**Set problem:** All the data should come back exactly as it was given.

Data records

────

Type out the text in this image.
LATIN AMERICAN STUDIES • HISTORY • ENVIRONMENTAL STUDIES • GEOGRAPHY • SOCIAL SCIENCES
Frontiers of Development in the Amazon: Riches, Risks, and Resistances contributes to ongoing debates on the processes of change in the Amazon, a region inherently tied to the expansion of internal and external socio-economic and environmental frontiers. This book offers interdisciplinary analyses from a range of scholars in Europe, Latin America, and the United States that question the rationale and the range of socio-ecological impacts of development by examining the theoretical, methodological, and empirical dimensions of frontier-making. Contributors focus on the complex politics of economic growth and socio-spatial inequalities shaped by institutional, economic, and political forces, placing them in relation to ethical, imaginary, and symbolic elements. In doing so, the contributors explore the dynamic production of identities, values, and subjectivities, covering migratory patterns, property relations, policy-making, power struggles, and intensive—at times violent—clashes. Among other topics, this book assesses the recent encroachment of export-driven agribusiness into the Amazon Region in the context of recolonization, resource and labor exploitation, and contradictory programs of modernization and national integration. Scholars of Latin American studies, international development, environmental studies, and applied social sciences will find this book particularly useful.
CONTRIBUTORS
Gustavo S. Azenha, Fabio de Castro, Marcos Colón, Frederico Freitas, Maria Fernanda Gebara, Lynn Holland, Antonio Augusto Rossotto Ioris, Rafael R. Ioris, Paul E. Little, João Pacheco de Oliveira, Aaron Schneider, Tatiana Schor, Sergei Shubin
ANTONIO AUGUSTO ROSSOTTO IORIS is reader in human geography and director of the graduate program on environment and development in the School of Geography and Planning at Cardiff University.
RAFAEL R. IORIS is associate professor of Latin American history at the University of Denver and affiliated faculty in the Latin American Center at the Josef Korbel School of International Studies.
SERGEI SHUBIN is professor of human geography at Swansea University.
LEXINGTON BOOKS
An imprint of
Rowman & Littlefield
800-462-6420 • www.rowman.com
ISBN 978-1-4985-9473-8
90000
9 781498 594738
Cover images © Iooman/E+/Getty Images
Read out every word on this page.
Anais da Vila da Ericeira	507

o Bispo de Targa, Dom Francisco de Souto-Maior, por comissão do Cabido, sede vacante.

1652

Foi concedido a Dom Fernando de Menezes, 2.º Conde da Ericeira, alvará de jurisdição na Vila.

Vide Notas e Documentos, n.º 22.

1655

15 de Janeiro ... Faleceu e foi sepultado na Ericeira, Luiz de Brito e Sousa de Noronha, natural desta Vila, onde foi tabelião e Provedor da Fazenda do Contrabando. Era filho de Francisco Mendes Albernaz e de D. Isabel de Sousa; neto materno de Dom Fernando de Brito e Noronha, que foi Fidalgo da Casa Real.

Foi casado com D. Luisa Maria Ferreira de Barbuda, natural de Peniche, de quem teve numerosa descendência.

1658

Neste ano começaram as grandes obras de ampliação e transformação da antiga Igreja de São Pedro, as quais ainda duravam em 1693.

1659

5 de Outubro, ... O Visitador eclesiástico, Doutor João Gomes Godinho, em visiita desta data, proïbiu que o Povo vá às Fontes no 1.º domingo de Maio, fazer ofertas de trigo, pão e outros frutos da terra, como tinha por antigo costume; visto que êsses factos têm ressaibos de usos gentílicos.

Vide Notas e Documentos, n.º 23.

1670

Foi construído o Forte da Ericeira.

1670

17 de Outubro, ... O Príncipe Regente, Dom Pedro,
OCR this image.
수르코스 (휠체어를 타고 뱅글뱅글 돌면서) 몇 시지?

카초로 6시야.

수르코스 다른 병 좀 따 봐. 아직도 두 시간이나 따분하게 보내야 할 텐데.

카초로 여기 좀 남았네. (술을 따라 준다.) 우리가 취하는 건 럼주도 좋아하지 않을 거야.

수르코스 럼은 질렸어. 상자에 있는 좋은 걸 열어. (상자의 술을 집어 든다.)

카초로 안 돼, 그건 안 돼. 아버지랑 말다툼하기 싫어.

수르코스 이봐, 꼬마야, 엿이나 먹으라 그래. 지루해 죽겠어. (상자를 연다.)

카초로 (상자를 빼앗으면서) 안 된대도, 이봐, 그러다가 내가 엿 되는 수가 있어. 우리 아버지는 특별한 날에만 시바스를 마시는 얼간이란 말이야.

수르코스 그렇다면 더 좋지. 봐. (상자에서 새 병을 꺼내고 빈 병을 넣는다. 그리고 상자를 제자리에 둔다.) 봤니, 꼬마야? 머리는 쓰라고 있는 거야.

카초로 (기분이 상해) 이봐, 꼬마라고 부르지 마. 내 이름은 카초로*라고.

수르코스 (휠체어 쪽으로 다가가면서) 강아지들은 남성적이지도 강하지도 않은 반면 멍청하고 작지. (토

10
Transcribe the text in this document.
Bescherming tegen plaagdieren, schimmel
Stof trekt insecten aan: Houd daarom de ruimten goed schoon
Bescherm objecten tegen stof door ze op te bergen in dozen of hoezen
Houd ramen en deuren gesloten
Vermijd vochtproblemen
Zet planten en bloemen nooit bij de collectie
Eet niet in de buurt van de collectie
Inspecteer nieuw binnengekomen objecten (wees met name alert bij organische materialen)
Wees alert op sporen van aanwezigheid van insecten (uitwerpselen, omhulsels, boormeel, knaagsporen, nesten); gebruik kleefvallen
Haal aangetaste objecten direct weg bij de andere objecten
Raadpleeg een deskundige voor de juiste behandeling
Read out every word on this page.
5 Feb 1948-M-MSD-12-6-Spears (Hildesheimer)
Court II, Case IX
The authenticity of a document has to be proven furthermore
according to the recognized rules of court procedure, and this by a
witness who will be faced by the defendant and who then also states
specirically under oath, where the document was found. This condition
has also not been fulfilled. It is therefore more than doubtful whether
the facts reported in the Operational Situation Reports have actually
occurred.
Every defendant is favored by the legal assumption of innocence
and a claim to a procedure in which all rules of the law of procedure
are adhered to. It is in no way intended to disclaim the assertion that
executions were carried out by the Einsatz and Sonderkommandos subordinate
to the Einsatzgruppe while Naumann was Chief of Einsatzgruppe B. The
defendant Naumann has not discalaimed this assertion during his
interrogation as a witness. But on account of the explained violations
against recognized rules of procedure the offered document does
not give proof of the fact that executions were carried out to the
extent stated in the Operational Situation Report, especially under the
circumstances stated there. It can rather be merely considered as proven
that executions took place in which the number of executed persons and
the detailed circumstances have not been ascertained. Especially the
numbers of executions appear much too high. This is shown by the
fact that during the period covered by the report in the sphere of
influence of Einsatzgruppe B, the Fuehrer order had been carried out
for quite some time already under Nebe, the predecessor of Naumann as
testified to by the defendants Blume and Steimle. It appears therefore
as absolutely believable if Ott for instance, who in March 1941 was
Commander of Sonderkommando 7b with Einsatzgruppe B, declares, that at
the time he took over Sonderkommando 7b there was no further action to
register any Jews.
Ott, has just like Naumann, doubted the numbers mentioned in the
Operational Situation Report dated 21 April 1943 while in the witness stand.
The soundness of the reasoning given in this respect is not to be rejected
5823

────

**Task answer:**
Type out the text in this image.
LATIN AMERICAN STUDIES • HISTORY • ENVIRONMENTAL STUDIES • GEOGRAPHY • SOCIAL SCIENCES
Frontiers of Development in the Amazon: Riches, Risks, and Resistances contributes to ongoing debates on the processes of change in the Amazon, a region inherently tied to the expansion of internal and external socio-economic and environmental frontiers. This book offers interdisciplinary analyses from a range of scholars in Europe, Latin America, and the United States that question the rationale and the range of socio-ecological impacts of development by examining the theoretical, methodological, and empirical dimensions of frontier-making. Contributors focus on the complex politics of economic growth and socio-spatial inequalities shaped by institutional, economic, and political forces, placing them in relation to ethical, imaginary, and symbolic elements. In doing so, the contributors explore the dynamic production of identities, values, and subjectivities, covering migratory patterns, property relations, policy-making, power struggles, and intensive—at times violent—clashes. Among other topics, this book assesses the recent encroachment of export-driven agribusiness into the Amazon Region in the context of recolonization, resource and labor exploitation, and contradictory programs of modernization and national integration. Scholars of Latin American studies, international development, environmental studies, and applied social sciences will find this book particularly useful.
CONTRIBUTORS
Gustavo S. Azenha, Fabio de Castro, Marcos Colón, Frederico Freitas, Maria Fernanda Gebara, Lynn Holland, Antonio Augusto Rossotto Ioris, Rafael R. Ioris, Paul E. Little, João Pacheco de Oliveira, Aaron Schneider, Tatiana Schor, Sergei Shubin
ANTONIO AUGUSTO ROSSOTTO IORIS is reader in human geography and director of the graduate program on environment and development in the School of Geography and Planning at Cardiff University.
RAFAEL R. IORIS is associate professor of Latin American history at the University of Denver and affiliated faculty in the Latin American Center at the Josef Korbel School of International Studies.
SERGEI SHUBIN is professor of human geography at Swansea University.
LEXINGTON BOOKS
An imprint of
Rowman & Littlefield
800-462-6420 • www.rowman.com
ISBN 978-1-4985-9473-8
90000
9 781498 594738
Cover images © Iooman/E+/Getty Images
Read out every word on this page.
Anais da Vila da Ericeira	507

o Bispo de Targa, Dom Francisco de Souto-Maior, por comissão do Cabido, sede vacante.

1652

Foi concedido a Dom Fernando de Menezes, 2.º Conde da Ericeira, alvará de jurisdição na Vila.

Vide Notas e Documentos, n.º 22.

1655

15 de Janeiro ... Faleceu e foi sepultado na Ericeira, Luiz de Brito e Sousa de Noronha, natural desta Vila, onde foi tabelião e Provedor da Fazenda do Contrabando. Era filho de Francisco Mendes Albernaz e de D. Isabel de Sousa; neto materno de Dom Fernando de Brito e Noronha, que foi Fidalgo da Casa Real.

Foi casado com D. Luisa Maria Ferreira de Barbuda, natural de Peniche, de quem teve numerosa descendência.

1658

Neste ano começaram as grandes obras de ampliação e transformação da antiga Igreja de São Pedro, as quais ainda duravam em 1693.

1659

5 de Outubro, ... O Visitador eclesiástico, Doutor João Gomes Godinho, em visiita desta data, proïbiu que o Povo vá às Fontes no 1.º domingo de Maio, fazer ofertas de trigo, pão e outros frutos da terra, como tinha por antigo costume; visto que êsses factos têm ressaibos de usos gentílicos.

Vide Notas e Documentos, n.º 23.

1670

Foi construído o Forte da Ericeira.

1670

17 de Outubro, ... O Príncipe Regente, Dom Pedro,
OCR this image.
수르코스 (휠체어를 타고 뱅글뱅글 돌면서) 몇 시지?

카초로 6시야.

수르코스 다른 병 좀 따 봐. 아직도 두 시간이나 따분하게 보내야 할 텐데.

카초로 여기 좀 남았네. (술을 따라 준다.) 우리가 취하는 건 럼주도 좋아하지 않을 거야.

수르코스 럼은 질렸어. 상자에 있는 좋은 걸 열어. (상자의 술을 집어 든다.)

카초로 안 돼, 그건 안 돼. 아버지랑 말다툼하기 싫어.

수르코스 이봐, 꼬마야, 엿이나 먹으라 그래. 지루해 죽겠어. (상자를 연다.)

카초로 (상자를 빼앗으면서) 안 된대도, 이봐, 그러다가 내가 엿 되는 수가 있어. 우리 아버지는 특별한 날에만 시바스를 마시는 얼간이란 말이야.

수르코스 그렇다면 더 좋지. 봐. (상자에서 새 병을 꺼내고 빈 병을 넣는다. 그리고 상자를 제자리에 둔다.) 봤니, 꼬마야? 머리는 쓰라고 있는 거야.

카초로 (기분이 상해) 이봐, 꼬마라고 부르지 마. 내 이름은 카초로*라고.

수르코스 (휠체어 쪽으로 다가가면서) 강아지들은 남성적이지도 강하지도 않은 반면 멍청하고 작지. (토

10
Transcribe the text in this document.
Bescherming tegen plaagdieren, schimmel
Stof trekt insecten aan: Houd daarom de ruimten goed schoon
Bescherm objecten tegen stof door ze op te bergen in dozen of hoezen
Houd ramen en deuren gesloten
Vermijd vochtproblemen
Zet planten en bloemen nooit bij de collectie
Eet niet in de buurt van de collectie
Inspecteer nieuw binnengekomen objecten (wees met name alert bij organische materialen)
Wees alert op sporen van aanwezigheid van insecten (uitwerpselen, omhulsels, boormeel, knaagsporen, nesten); gebruik kleefvallen
Haal aangetaste objecten direct weg bij de andere objecten
Raadpleeg een deskundige voor de juiste behandeling
Read out every word on this page.
5 Feb 1948-M-MSD-12-6-Spears (Hildesheimer)
Court II, Case IX
The authenticity of a document has to be proven furthermore
according to the recognized rules of court procedure, and this by a
witness who will be faced by the defendant and who then also states
specirically under oath, where the document was found. This condition
has also not been fulfilled. It is therefore more than doubtful whether
the facts reported in the Operational Situation Reports have actually
occurred.
Every defendant is favored by the legal assumption of innocence
and a claim to a procedure in which all rules of the law of procedure
are adhered to. It is in no way intended to disclaim the assertion that
executions were carried out by the Einsatz and Sonderkommandos subordinate
to the Einsatzgruppe while Naumann was Chief of Einsatzgruppe B. The
defendant Naumann has not discalaimed this assertion during his
interrogation as a witness. But on account of the explained violations
against recognized rules of procedure the offered document does
not give proof of the fact that executions were carried out to the
extent stated in the Operational Situation Report, especially under the
circumstances stated there. It can rather be merely considered as proven
that executions took place in which the number of executed persons and
the detailed circumstances have not been ascertained. Especially the
numbers of executions appear much too high. This is shown by the
fact that during the period covered by the report in the sphere of
influence of Einsatzgruppe B, the Fuehrer order had been carried out
for quite some time already under Nebe, the predecessor of Naumann as
testified to by the defendants Blume and Steimle. It appears therefore
as absolutely believable if Ott for instance, who in March 1941 was
Commander of Sonderkommando 7b with Einsatzgruppe B, declares, that at
the time he took over Sonderkommando 7b there was no further action to
register any Jews.
Ott, has just like Naumann, doubted the numbers mentioned in the
Operational Situation Report dated 21 April 1943 while in the witness stand.
The soundness of the reasoning given in this respect is not to be rejected
5823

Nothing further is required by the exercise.